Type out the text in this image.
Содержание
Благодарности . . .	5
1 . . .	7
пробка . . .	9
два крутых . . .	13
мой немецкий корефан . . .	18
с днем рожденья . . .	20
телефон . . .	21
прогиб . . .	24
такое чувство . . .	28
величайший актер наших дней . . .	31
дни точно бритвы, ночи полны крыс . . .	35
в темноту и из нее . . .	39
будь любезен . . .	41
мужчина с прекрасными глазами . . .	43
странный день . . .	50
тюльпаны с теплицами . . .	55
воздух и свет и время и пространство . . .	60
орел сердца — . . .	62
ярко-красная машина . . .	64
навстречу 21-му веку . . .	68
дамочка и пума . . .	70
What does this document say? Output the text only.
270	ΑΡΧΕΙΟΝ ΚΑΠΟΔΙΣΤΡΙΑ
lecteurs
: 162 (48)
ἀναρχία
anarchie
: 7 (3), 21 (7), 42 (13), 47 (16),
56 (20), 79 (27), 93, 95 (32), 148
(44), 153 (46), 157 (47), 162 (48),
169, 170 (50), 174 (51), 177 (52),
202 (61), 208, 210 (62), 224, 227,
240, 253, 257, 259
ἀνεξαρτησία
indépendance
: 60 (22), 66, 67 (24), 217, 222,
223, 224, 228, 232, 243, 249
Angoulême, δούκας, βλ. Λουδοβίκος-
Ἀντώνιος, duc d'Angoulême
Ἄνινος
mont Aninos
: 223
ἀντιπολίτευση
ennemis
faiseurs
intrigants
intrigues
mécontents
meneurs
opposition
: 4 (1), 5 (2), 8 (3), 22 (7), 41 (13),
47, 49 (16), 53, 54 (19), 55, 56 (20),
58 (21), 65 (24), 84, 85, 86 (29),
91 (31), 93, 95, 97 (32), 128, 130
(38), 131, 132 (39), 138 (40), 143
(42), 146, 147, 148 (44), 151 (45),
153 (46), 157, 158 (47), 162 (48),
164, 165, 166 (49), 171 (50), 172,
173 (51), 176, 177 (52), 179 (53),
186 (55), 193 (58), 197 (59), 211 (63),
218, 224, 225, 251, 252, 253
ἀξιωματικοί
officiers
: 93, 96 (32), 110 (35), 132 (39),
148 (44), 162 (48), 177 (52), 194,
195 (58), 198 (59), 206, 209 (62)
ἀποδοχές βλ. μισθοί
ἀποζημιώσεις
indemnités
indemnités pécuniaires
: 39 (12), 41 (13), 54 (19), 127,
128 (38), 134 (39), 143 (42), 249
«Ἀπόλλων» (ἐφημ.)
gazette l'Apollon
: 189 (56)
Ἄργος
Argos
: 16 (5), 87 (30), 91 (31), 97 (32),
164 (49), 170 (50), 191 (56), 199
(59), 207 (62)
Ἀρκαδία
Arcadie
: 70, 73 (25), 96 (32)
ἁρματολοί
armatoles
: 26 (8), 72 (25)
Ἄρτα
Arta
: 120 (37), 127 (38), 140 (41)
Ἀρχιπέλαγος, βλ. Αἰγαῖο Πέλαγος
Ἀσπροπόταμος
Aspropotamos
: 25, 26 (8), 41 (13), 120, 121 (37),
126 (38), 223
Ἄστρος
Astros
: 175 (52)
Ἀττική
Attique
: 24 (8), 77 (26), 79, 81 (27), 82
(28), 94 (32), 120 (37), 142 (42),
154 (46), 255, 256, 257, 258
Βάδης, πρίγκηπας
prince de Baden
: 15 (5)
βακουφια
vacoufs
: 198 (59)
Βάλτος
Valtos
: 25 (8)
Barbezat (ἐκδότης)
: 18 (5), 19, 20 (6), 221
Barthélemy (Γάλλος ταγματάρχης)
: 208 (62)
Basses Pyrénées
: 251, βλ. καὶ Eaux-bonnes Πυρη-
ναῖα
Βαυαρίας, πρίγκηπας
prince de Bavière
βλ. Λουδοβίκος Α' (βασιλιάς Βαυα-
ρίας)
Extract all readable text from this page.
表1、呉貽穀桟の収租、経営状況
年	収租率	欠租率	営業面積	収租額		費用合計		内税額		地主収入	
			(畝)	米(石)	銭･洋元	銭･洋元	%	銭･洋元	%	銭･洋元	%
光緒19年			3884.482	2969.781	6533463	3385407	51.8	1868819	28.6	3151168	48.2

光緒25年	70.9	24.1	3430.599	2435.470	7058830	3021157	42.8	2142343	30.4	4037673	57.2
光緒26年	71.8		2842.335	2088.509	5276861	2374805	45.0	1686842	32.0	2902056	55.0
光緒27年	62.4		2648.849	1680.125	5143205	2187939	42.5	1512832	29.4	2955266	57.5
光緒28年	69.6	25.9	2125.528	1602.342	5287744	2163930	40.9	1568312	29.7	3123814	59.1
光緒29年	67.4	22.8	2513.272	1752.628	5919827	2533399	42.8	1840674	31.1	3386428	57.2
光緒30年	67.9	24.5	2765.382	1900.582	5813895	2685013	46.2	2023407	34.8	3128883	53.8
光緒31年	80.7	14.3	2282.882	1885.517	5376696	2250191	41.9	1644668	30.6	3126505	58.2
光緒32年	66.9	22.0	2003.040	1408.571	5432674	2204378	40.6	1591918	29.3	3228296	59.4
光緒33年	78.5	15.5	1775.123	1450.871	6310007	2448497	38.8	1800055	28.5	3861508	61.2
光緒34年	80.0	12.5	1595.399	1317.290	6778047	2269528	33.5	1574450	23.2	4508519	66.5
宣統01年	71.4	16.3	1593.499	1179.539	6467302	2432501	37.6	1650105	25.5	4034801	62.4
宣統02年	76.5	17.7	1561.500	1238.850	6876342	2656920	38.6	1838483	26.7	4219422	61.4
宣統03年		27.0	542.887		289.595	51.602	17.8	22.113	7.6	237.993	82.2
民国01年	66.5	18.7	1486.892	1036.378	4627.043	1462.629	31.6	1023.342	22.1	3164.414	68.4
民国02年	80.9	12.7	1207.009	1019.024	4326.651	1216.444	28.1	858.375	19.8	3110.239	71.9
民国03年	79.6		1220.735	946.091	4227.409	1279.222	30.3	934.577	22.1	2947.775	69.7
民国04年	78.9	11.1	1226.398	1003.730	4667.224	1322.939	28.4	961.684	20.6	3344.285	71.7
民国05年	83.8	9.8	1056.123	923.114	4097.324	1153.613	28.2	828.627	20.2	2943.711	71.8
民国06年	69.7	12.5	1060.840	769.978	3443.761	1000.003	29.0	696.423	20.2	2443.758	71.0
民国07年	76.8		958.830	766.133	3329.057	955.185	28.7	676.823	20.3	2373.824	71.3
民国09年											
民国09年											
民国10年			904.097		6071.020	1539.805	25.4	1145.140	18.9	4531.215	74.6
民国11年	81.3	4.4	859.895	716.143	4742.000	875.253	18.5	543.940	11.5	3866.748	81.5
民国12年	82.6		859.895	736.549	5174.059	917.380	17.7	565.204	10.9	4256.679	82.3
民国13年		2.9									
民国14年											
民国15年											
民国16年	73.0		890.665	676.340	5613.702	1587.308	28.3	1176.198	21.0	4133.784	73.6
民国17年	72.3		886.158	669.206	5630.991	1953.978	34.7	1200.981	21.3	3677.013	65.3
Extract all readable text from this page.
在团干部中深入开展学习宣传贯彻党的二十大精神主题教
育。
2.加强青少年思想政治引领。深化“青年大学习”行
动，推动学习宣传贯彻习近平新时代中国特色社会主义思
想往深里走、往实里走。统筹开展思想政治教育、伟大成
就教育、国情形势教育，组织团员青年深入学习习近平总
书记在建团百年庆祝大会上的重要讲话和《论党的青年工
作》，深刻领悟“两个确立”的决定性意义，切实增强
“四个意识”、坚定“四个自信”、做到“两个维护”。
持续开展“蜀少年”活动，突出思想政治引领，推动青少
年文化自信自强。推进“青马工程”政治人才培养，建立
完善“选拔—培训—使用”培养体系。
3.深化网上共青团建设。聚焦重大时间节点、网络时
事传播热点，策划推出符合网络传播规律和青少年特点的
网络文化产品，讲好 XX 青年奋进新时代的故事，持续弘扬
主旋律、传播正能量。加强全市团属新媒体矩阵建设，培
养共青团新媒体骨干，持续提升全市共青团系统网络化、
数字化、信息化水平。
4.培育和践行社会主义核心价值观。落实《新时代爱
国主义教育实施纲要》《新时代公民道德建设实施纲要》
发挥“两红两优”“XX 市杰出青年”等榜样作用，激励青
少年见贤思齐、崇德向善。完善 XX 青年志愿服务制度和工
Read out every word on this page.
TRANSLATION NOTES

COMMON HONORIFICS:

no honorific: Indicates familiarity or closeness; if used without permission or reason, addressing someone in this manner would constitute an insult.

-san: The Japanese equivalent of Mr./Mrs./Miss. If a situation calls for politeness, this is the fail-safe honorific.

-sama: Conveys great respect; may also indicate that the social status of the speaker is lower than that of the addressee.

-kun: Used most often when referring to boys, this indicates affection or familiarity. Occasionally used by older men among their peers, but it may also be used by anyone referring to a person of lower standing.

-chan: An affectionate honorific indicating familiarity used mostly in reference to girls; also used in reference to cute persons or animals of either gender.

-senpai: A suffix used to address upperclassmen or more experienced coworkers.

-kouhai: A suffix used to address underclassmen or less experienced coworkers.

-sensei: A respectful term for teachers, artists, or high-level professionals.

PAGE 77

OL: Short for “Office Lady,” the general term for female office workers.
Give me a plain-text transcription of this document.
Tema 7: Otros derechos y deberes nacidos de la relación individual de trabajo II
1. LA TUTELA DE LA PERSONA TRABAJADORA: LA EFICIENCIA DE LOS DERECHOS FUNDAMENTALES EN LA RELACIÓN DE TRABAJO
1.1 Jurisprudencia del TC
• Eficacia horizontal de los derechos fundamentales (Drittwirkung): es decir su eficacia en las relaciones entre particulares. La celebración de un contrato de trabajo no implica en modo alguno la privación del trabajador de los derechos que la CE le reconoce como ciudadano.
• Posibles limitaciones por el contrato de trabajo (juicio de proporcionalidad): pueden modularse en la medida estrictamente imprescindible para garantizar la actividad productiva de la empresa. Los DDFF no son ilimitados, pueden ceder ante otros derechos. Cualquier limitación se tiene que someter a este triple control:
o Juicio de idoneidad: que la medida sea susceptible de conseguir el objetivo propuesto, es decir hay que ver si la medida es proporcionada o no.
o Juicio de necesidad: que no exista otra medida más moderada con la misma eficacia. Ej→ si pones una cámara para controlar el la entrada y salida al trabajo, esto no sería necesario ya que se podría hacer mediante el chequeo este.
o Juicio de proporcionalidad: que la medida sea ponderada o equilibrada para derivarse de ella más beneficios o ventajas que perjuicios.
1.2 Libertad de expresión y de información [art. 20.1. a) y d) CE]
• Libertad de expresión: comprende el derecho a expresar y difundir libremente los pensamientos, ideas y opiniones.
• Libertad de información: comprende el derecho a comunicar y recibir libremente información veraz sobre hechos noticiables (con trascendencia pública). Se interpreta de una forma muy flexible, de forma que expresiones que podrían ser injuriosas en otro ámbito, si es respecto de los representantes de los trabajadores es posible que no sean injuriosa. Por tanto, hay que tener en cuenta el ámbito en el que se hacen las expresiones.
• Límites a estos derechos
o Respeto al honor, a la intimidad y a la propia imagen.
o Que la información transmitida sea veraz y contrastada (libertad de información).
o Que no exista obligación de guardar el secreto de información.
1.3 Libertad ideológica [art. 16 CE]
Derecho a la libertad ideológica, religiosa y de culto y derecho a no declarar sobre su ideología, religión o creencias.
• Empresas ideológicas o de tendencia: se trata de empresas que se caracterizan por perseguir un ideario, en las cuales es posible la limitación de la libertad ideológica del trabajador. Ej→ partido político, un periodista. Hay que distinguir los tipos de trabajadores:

■ Your goal
Tally how many lines of the data include the word "experienced". Write the number and nothing else.

■ Correct result
2